*演習課題*: 以下のリストの全行を、一字一句変えずに書き写してください。
------------------------------------------------------------------------
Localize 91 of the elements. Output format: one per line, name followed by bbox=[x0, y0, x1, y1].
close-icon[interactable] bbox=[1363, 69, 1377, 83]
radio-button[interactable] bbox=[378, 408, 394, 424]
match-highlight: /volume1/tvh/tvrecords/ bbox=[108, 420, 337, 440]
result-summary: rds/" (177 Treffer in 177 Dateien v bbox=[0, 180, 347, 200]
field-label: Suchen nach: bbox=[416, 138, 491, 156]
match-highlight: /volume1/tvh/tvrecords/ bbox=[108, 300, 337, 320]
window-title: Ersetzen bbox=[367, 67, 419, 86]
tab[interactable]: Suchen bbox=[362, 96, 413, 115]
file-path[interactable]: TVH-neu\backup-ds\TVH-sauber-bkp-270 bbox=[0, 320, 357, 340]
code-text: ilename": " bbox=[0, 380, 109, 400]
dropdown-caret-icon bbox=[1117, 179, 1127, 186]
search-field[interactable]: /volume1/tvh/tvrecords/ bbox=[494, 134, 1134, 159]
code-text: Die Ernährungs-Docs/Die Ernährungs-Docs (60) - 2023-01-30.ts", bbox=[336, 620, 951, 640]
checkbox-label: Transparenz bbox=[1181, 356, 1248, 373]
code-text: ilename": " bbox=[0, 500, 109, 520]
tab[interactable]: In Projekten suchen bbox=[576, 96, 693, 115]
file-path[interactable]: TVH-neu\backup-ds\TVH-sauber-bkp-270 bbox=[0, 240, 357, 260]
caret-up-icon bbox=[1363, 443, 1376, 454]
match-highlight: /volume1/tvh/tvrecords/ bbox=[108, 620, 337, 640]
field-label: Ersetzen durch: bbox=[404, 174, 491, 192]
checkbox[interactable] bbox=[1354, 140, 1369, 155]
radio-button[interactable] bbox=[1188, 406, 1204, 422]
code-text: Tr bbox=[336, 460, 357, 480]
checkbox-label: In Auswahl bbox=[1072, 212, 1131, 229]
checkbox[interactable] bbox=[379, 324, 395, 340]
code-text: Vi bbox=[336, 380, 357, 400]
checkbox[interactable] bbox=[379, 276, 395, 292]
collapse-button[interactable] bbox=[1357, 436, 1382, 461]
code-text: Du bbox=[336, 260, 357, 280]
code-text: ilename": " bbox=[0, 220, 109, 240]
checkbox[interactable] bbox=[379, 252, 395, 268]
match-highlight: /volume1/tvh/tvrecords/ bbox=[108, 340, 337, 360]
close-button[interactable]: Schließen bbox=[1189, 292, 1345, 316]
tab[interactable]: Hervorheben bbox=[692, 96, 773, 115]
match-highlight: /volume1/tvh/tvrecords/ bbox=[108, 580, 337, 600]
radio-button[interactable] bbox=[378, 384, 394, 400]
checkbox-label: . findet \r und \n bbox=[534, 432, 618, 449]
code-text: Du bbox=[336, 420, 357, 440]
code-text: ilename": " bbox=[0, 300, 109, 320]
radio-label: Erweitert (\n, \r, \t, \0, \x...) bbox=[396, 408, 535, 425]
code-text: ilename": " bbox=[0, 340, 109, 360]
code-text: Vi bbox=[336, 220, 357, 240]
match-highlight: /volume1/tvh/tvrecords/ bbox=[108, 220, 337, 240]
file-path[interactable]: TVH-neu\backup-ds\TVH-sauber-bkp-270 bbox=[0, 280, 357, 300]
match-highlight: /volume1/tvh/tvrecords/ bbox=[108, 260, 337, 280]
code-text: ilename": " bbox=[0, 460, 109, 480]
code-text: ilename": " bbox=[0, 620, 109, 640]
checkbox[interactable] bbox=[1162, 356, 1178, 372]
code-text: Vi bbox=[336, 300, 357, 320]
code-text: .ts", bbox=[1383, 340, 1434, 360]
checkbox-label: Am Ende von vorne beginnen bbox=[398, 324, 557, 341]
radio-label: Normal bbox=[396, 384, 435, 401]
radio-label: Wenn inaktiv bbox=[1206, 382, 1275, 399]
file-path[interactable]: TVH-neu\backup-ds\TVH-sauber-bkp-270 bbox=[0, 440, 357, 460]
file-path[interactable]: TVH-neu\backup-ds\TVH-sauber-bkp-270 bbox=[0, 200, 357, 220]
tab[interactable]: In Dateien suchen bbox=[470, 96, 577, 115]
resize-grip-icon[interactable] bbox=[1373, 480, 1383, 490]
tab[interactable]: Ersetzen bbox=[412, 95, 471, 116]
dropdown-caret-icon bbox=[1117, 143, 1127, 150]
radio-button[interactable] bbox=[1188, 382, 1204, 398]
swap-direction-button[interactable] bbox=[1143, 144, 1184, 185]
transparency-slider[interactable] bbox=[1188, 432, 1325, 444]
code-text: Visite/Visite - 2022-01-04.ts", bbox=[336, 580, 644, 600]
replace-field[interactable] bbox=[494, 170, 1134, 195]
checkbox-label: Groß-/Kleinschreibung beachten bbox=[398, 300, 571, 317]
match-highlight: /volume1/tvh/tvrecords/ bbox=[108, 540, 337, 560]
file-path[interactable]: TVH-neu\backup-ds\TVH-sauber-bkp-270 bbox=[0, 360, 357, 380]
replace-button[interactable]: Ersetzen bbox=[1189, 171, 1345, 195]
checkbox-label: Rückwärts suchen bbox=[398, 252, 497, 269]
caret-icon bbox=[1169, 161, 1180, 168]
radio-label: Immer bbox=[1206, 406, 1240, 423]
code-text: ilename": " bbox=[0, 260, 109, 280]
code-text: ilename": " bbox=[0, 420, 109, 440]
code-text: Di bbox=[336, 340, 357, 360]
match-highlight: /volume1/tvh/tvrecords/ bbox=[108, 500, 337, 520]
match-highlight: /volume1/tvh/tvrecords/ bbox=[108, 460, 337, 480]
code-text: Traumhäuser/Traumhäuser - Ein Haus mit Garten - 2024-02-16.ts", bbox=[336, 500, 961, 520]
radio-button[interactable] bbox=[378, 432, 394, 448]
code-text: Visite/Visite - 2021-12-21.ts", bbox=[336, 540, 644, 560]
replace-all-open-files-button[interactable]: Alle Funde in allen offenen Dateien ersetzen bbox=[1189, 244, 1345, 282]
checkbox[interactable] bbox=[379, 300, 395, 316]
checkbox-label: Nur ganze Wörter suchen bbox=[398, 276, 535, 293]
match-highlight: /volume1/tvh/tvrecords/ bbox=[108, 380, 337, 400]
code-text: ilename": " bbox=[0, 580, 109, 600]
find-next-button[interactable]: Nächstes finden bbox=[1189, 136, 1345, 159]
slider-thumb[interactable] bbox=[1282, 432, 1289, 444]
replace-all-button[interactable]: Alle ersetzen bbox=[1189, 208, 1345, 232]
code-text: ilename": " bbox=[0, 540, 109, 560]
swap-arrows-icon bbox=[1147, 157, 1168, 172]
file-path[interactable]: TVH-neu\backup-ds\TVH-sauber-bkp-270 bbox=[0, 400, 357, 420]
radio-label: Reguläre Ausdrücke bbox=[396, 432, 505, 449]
------------------------------------------------------------------------
*課題への解答*:
Localize 91 of the elements. Output format: one per line, name followed by bbox=[x0, y0, x1, y1].
close-icon[interactable] bbox=[1363, 69, 1377, 83]
radio-button[interactable] bbox=[378, 408, 394, 424]
match-highlight: /volume1/tvh/tvrecords/ bbox=[108, 420, 337, 440]
result-summary: rds/" (177 Treffer in 177 Dateien v bbox=[0, 180, 347, 200]
field-label: Suchen nach: bbox=[416, 138, 491, 156]
match-highlight: /volume1/tvh/tvrecords/ bbox=[108, 300, 337, 320]
window-title: Ersetzen bbox=[367, 67, 419, 86]
tab[interactable]: Suchen bbox=[362, 96, 413, 115]
file-path[interactable]: TVH-neu\backup-ds\TVH-sauber-bkp-270 bbox=[0, 320, 357, 340]
code-text: ilename": " bbox=[0, 380, 109, 400]
dropdown-caret-icon bbox=[1117, 179, 1127, 186]
search-field[interactable]: /volume1/tvh/tvrecords/ bbox=[494, 134, 1134, 159]
code-text: Die Ernährungs-Docs/Die Ernährungs-Docs (60) - 2023-01-30.ts", bbox=[336, 620, 951, 640]
checkbox-label: Transparenz bbox=[1181, 356, 1248, 373]
code-text: ilename": " bbox=[0, 500, 109, 520]
tab[interactable]: In Projekten suchen bbox=[576, 96, 693, 115]
file-path[interactable]: TVH-neu\backup-ds\TVH-sauber-bkp-270 bbox=[0, 240, 357, 260]
caret-up-icon bbox=[1363, 443, 1376, 454]
match-highlight: /volume1/tvh/tvrecords/ bbox=[108, 620, 337, 640]
field-label: Ersetzen durch: bbox=[404, 174, 491, 192]
checkbox[interactable] bbox=[1354, 140, 1369, 155]
radio-button[interactable] bbox=[1188, 406, 1204, 422]
code-text: Tr bbox=[336, 460, 357, 480]
checkbox-label: In Auswahl bbox=[1072, 212, 1131, 229]
checkbox[interactable] bbox=[379, 324, 395, 340]
code-text: Vi bbox=[336, 380, 357, 400]
checkbox[interactable] bbox=[379, 276, 395, 292]
collapse-button[interactable] bbox=[1357, 436, 1382, 461]
code-text: Du bbox=[336, 260, 357, 280]
code-text: ilename": " bbox=[0, 220, 109, 240]
checkbox[interactable] bbox=[379, 252, 395, 268]
match-highlight: /volume1/tvh/tvrecords/ bbox=[108, 340, 337, 360]
close-button[interactable]: Schließen bbox=[1189, 292, 1345, 316]
tab[interactable]: Hervorheben bbox=[692, 96, 773, 115]
match-highlight: /volume1/tvh/tvrecords/ bbox=[108, 580, 337, 600]
radio-button[interactable] bbox=[378, 384, 394, 400]
checkbox-label: . findet \r und \n bbox=[534, 432, 618, 449]
code-text: Du bbox=[336, 420, 357, 440]
code-text: ilename": " bbox=[0, 300, 109, 320]
radio-label: Erweitert (\n, \r, \t, \0, \x...) bbox=[396, 408, 535, 425]
code-text: ilename": " bbox=[0, 340, 109, 360]
code-text: Vi bbox=[336, 220, 357, 240]
match-highlight: /volume1/tvh/tvrecords/ bbox=[108, 220, 337, 240]
file-path[interactable]: TVH-neu\backup-ds\TVH-sauber-bkp-270 bbox=[0, 280, 357, 300]
match-highlight: /volume1/tvh/tvrecords/ bbox=[108, 260, 337, 280]
code-text: ilename": " bbox=[0, 460, 109, 480]
code-text: ilename": " bbox=[0, 620, 109, 640]
checkbox[interactable] bbox=[1162, 356, 1178, 372]
code-text: Vi bbox=[336, 300, 357, 320]
code-text: .ts", bbox=[1383, 340, 1434, 360]
checkbox-label: Am Ende von vorne beginnen bbox=[398, 324, 557, 341]
radio-label: Normal bbox=[396, 384, 435, 401]
radio-label: Wenn inaktiv bbox=[1206, 382, 1275, 399]
file-path[interactable]: TVH-neu\backup-ds\TVH-sauber-bkp-270 bbox=[0, 440, 357, 460]
file-path[interactable]: TVH-neu\backup-ds\TVH-sauber-bkp-270 bbox=[0, 200, 357, 220]
tab[interactable]: In Dateien suchen bbox=[470, 96, 577, 115]
resize-grip-icon[interactable] bbox=[1373, 480, 1383, 490]
tab[interactable]: Ersetzen bbox=[412, 95, 471, 116]
dropdown-caret-icon bbox=[1117, 143, 1127, 150]
radio-button[interactable] bbox=[1188, 382, 1204, 398]
swap-direction-button[interactable] bbox=[1143, 144, 1184, 185]
transparency-slider[interactable] bbox=[1188, 432, 1325, 444]
code-text: Visite/Visite - 2022-01-04.ts", bbox=[336, 580, 644, 600]
replace-field[interactable] bbox=[494, 170, 1134, 195]
checkbox-label: Groß-/Kleinschreibung beachten bbox=[398, 300, 571, 317]
match-highlight: /volume1/tvh/tvrecords/ bbox=[108, 540, 337, 560]
file-path[interactable]: TVH-neu\backup-ds\TVH-sauber-bkp-270 bbox=[0, 360, 357, 380]
replace-button[interactable]: Ersetzen bbox=[1189, 171, 1345, 195]
checkbox-label: Rückwärts suchen bbox=[398, 252, 497, 269]
caret-icon bbox=[1169, 161, 1180, 168]
radio-label: Immer bbox=[1206, 406, 1240, 423]
code-text: ilename": " bbox=[0, 260, 109, 280]
code-text: ilename": " bbox=[0, 420, 109, 440]
code-text: Di bbox=[336, 340, 357, 360]
match-highlight: /volume1/tvh/tvrecords/ bbox=[108, 500, 337, 520]
match-highlight: /volume1/tvh/tvrecords/ bbox=[108, 460, 337, 480]
code-text: Traumhäuser/Traumhäuser - Ein Haus mit Garten - 2024-02-16.ts", bbox=[336, 500, 961, 520]
radio-button[interactable] bbox=[378, 432, 394, 448]
code-text: Visite/Visite - 2021-12-21.ts", bbox=[336, 540, 644, 560]
replace-all-open-files-button[interactable]: Alle Funde in allen offenen Dateien ersetzen bbox=[1189, 244, 1345, 282]
checkbox[interactable] bbox=[379, 300, 395, 316]
checkbox-label: Nur ganze Wörter suchen bbox=[398, 276, 535, 293]
match-highlight: /volume1/tvh/tvrecords/ bbox=[108, 380, 337, 400]
code-text: ilename": " bbox=[0, 580, 109, 600]
find-next-button[interactable]: Nächstes finden bbox=[1189, 136, 1345, 159]
slider-thumb[interactable] bbox=[1282, 432, 1289, 444]
replace-all-button[interactable]: Alle ersetzen bbox=[1189, 208, 1345, 232]
code-text: ilename": " bbox=[0, 540, 109, 560]
swap-arrows-icon bbox=[1147, 157, 1168, 172]
file-path[interactable]: TVH-neu\backup-ds\TVH-sauber-bkp-270 bbox=[0, 400, 357, 420]
radio-label: Reguläre Ausdrücke bbox=[396, 432, 505, 449]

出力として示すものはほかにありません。